▶ **Records to process**
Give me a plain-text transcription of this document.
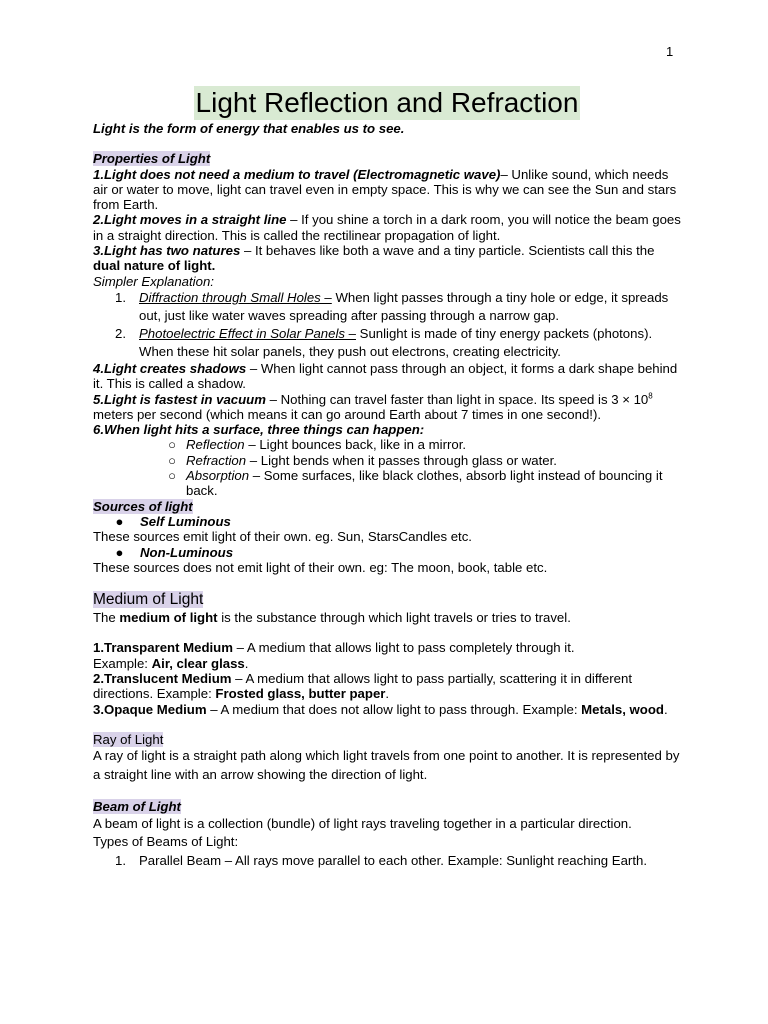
1
Light Reflection and Refraction

Light is the form of energy that enables us to see.

Properties of Light

1.Light does not need a medium to travel (Electromagnetic wave)– Unlike sound, which needs air or water to move, light can travel even in empty space. This is why we can see the Sun and stars from Earth.

2.Light moves in a straight line – If you shine a torch in a dark room, you will notice the beam goes in a straight direction. This is called the rectilinear propagation of light.

3.Light has two natures – It behaves like both a wave and a tiny particle. Scientists call this the dual nature of light.

Simpler Explanation:

1. Diffraction through Small Holes – When light passes through a tiny hole or edge, it spreads out, just like water waves spreading after passing through a narrow gap.
2. Photoelectric Effect in Solar Panels – Sunlight is made of tiny energy packets (photons). When these hit solar panels, they push out electrons, creating electricity.

4.Light creates shadows – When light cannot pass through an object, it forms a dark shape behind it. This is called a shadow.

5.Light is fastest in vacuum – Nothing can travel faster than light in space. Its speed is $3 \times 10^8$ meters per second (which means it can go around Earth about 7 times in one second!).

6.When light hits a surface, three things can happen:

○ Reflection – Light bounces back, like in a mirror.
○ Refraction – Light bends when it passes through glass or water.
○ Absorption – Some surfaces, like black clothes, absorb light instead of bouncing it back.

Sources of light

●	Self Luminous

These sources emit light of their own. eg. Sun, StarsCandles etc.

●	Non-Luminous

These sources does not emit light of their own. eg: The moon, book, table etc.

Medium of Light

The medium of light is the substance through which light travels or tries to travel.

1.Transparent Medium – A medium that allows light to pass completely through it.

Example: Air, clear glass.

2.Translucent Medium – A medium that allows light to pass partially, scattering it in different directions. Example: Frosted glass, butter paper.

3.Opaque Medium – A medium that does not allow light to pass through. Example: Metals, wood.

Ray of Light

A ray of light is a straight path along which light travels from one point to another. It is represented by a straight line with an arrow showing the direction of light.

Beam of Light

A beam of light is a collection (bundle) of light rays traveling together in a particular direction.

Types of Beams of Light:

1. Parallel Beam – All rays move parallel to each other. Example: Sunlight reaching Earth.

▶ **Given instruction**
The records above must be printed exactly; the pictures stay out.

▶ **Complete answer**
Give me a plain-text transcription of this document.
1
Light Reflection and Refraction

Light is the form of energy that enables us to see.

Properties of Light

1.Light does not need a medium to travel (Electromagnetic wave)– Unlike sound, which needs air or water to move, light can travel even in empty space. This is why we can see the Sun and stars from Earth.

2.Light moves in a straight line – If you shine a torch in a dark room, you will notice the beam goes in a straight direction. This is called the rectilinear propagation of light.

3.Light has two natures – It behaves like both a wave and a tiny particle. Scientists call this the dual nature of light.

Simpler Explanation:

1. Diffraction through Small Holes – When light passes through a tiny hole or edge, it spreads out, just like water waves spreading after passing through a narrow gap.
2. Photoelectric Effect in Solar Panels – Sunlight is made of tiny energy packets (photons). When these hit solar panels, they push out electrons, creating electricity.

4.Light creates shadows – When light cannot pass through an object, it forms a dark shape behind it. This is called a shadow.

5.Light is fastest in vacuum – Nothing can travel faster than light in space. Its speed is $3 \times 10^8$ meters per second (which means it can go around Earth about 7 times in one second!).

6.When light hits a surface, three things can happen:

○ Reflection – Light bounces back, like in a mirror.
○ Refraction – Light bends when it passes through glass or water.
○ Absorption – Some surfaces, like black clothes, absorb light instead of bouncing it back.

Sources of light

●	Self Luminous

These sources emit light of their own. eg. Sun, StarsCandles etc.

●	Non-Luminous

These sources does not emit light of their own. eg: The moon, book, table etc.

Medium of Light

The medium of light is the substance through which light travels or tries to travel.

1.Transparent Medium – A medium that allows light to pass completely through it.

Example: Air, clear glass.

2.Translucent Medium – A medium that allows light to pass partially, scattering it in different directions. Example: Frosted glass, butter paper.

3.Opaque Medium – A medium that does not allow light to pass through. Example: Metals, wood.

Ray of Light

A ray of light is a straight path along which light travels from one point to another. It is represented by a straight line with an arrow showing the direction of light.

Beam of Light

A beam of light is a collection (bundle) of light rays traveling together in a particular direction.

Types of Beams of Light:

1. Parallel Beam – All rays move parallel to each other. Example: Sunlight reaching Earth.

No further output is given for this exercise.